** start DATA FOR PROCESSING **
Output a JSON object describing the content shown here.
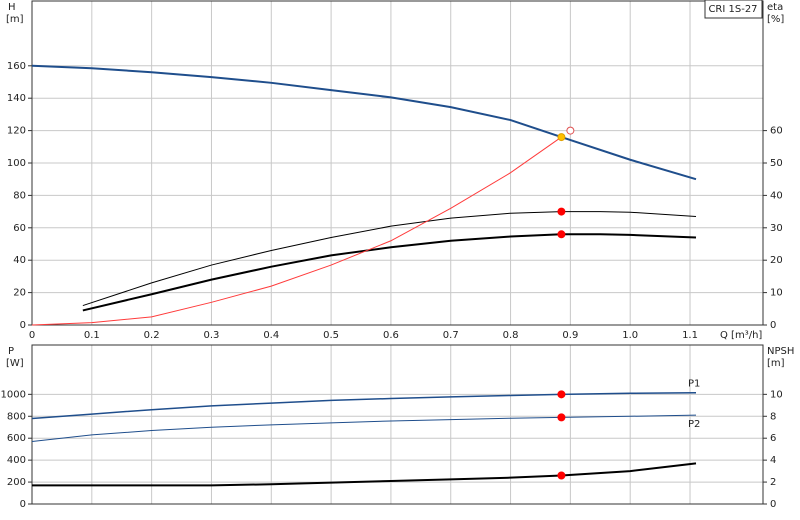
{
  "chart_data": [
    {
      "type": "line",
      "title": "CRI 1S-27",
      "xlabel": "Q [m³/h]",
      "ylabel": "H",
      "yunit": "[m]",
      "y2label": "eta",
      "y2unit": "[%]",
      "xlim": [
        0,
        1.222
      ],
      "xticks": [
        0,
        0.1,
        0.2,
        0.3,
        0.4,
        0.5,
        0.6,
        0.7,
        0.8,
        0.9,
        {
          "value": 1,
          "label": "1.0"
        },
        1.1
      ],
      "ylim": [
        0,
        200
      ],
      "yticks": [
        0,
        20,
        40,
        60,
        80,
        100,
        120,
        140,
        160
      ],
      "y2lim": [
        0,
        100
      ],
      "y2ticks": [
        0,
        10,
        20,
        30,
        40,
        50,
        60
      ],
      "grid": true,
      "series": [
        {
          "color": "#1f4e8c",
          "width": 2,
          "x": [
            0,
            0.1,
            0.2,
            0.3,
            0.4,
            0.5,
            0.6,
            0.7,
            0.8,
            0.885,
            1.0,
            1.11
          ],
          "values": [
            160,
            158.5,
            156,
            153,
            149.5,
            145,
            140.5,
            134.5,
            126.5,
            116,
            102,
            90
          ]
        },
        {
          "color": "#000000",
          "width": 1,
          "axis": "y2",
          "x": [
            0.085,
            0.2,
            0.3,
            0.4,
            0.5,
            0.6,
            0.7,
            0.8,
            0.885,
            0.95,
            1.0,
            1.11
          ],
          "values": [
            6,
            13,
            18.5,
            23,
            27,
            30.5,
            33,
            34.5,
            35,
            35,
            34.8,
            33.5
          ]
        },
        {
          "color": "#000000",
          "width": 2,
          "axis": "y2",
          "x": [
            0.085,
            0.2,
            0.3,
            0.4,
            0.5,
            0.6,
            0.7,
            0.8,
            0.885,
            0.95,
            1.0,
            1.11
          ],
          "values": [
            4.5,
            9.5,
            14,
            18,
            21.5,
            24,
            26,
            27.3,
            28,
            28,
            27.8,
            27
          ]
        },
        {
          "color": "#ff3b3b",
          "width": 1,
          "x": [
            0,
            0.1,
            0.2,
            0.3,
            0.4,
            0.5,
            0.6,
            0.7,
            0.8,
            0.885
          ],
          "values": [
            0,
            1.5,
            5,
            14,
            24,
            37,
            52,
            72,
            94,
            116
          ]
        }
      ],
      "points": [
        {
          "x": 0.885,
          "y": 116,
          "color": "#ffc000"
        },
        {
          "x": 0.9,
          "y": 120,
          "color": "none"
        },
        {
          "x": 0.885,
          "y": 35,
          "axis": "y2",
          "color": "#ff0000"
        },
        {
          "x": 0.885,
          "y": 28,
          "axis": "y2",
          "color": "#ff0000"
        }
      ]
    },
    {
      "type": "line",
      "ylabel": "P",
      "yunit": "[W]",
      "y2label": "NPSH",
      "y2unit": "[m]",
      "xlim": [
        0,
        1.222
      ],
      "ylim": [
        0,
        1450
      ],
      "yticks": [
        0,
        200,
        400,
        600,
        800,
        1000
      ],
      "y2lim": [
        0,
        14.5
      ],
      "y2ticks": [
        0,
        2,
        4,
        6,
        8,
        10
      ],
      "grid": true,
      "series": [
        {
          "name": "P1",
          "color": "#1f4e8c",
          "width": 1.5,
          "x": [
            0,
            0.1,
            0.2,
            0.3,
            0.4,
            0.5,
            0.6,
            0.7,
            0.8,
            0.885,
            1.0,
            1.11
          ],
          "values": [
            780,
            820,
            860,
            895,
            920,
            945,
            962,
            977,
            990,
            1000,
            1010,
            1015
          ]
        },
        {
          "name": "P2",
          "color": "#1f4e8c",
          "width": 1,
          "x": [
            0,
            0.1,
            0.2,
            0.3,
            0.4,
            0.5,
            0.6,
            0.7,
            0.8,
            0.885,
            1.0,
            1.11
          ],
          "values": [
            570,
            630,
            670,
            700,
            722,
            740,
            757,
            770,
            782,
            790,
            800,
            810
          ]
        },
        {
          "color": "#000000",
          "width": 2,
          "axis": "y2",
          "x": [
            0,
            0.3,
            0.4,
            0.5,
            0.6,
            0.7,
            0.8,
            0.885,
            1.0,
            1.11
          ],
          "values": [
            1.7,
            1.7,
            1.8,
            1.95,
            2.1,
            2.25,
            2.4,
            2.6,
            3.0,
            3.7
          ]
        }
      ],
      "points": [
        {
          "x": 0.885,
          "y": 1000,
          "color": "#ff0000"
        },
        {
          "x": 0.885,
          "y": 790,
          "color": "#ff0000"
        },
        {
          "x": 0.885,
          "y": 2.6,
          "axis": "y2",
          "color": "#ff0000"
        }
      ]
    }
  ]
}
** end DATA FOR PROCESSING **
**BRIEF:** Copy out each line exactly, without the pictures.

**CORRECT ANSWER:**
Output a JSON object describing the content shown here.
{
  "chart_data": [
    {
      "type": "line",
      "title": "CRI 1S-27",
      "xlabel": "Q [m³/h]",
      "ylabel": "H",
      "yunit": "[m]",
      "y2label": "eta",
      "y2unit": "[%]",
      "xlim": [
        0,
        1.222
      ],
      "xticks": [
        0,
        0.1,
        0.2,
        0.3,
        0.4,
        0.5,
        0.6,
        0.7,
        0.8,
        0.9,
        {
          "value": 1,
          "label": "1.0"
        },
        1.1
      ],
      "ylim": [
        0,
        200
      ],
      "yticks": [
        0,
        20,
        40,
        60,
        80,
        100,
        120,
        140,
        160
      ],
      "y2lim": [
        0,
        100
      ],
      "y2ticks": [
        0,
        10,
        20,
        30,
        40,
        50,
        60
      ],
      "grid": true,
      "series": [
        {
          "color": "#1f4e8c",
          "width": 2,
          "x": [
            0,
            0.1,
            0.2,
            0.3,
            0.4,
            0.5,
            0.6,
            0.7,
            0.8,
            0.885,
            1.0,
            1.11
          ],
          "values": [
            160,
            158.5,
            156,
            153,
            149.5,
            145,
            140.5,
            134.5,
            126.5,
            116,
            102,
            90
          ]
        },
        {
          "color": "#000000",
          "width": 1,
          "axis": "y2",
          "x": [
            0.085,
            0.2,
            0.3,
            0.4,
            0.5,
            0.6,
            0.7,
            0.8,
            0.885,
            0.95,
            1.0,
            1.11
          ],
          "values": [
            6,
            13,
            18.5,
            23,
            27,
            30.5,
            33,
            34.5,
            35,
            35,
            34.8,
            33.5
          ]
        },
        {
          "color": "#000000",
          "width": 2,
          "axis": "y2",
          "x": [
            0.085,
            0.2,
            0.3,
            0.4,
            0.5,
            0.6,
            0.7,
            0.8,
            0.885,
            0.95,
            1.0,
            1.11
          ],
          "values": [
            4.5,
            9.5,
            14,
            18,
            21.5,
            24,
            26,
            27.3,
            28,
            28,
            27.8,
            27
          ]
        },
        {
          "color": "#ff3b3b",
          "width": 1,
          "x": [
            0,
            0.1,
            0.2,
            0.3,
            0.4,
            0.5,
            0.6,
            0.7,
            0.8,
            0.885
          ],
          "values": [
            0,
            1.5,
            5,
            14,
            24,
            37,
            52,
            72,
            94,
            116
          ]
        }
      ],
      "points": [
        {
          "x": 0.885,
          "y": 116,
          "color": "#ffc000"
        },
        {
          "x": 0.9,
          "y": 120,
          "color": "none"
        },
        {
          "x": 0.885,
          "y": 35,
          "axis": "y2",
          "color": "#ff0000"
        },
        {
          "x": 0.885,
          "y": 28,
          "axis": "y2",
          "color": "#ff0000"
        }
      ]
    },
    {
      "type": "line",
      "ylabel": "P",
      "yunit": "[W]",
      "y2label": "NPSH",
      "y2unit": "[m]",
      "xlim": [
        0,
        1.222
      ],
      "ylim": [
        0,
        1450
      ],
      "yticks": [
        0,
        200,
        400,
        600,
        800,
        1000
      ],
      "y2lim": [
        0,
        14.5
      ],
      "y2ticks": [
        0,
        2,
        4,
        6,
        8,
        10
      ],
      "grid": true,
      "series": [
        {
          "name": "P1",
          "color": "#1f4e8c",
          "width": 1.5,
          "x": [
            0,
            0.1,
            0.2,
            0.3,
            0.4,
            0.5,
            0.6,
            0.7,
            0.8,
            0.885,
            1.0,
            1.11
          ],
          "values": [
            780,
            820,
            860,
            895,
            920,
            945,
            962,
            977,
            990,
            1000,
            1010,
            1015
          ]
        },
        {
          "name": "P2",
          "color": "#1f4e8c",
          "width": 1,
          "x": [
            0,
            0.1,
            0.2,
            0.3,
            0.4,
            0.5,
            0.6,
            0.7,
            0.8,
            0.885,
            1.0,
            1.11
          ],
          "values": [
            570,
            630,
            670,
            700,
            722,
            740,
            757,
            770,
            782,
            790,
            800,
            810
          ]
        },
        {
          "color": "#000000",
          "width": 2,
          "axis": "y2",
          "x": [
            0,
            0.3,
            0.4,
            0.5,
            0.6,
            0.7,
            0.8,
            0.885,
            1.0,
            1.11
          ],
          "values": [
            1.7,
            1.7,
            1.8,
            1.95,
            2.1,
            2.25,
            2.4,
            2.6,
            3.0,
            3.7
          ]
        }
      ],
      "points": [
        {
          "x": 0.885,
          "y": 1000,
          "color": "#ff0000"
        },
        {
          "x": 0.885,
          "y": 790,
          "color": "#ff0000"
        },
        {
          "x": 0.885,
          "y": 2.6,
          "axis": "y2",
          "color": "#ff0000"
        }
      ]
    }
  ]
}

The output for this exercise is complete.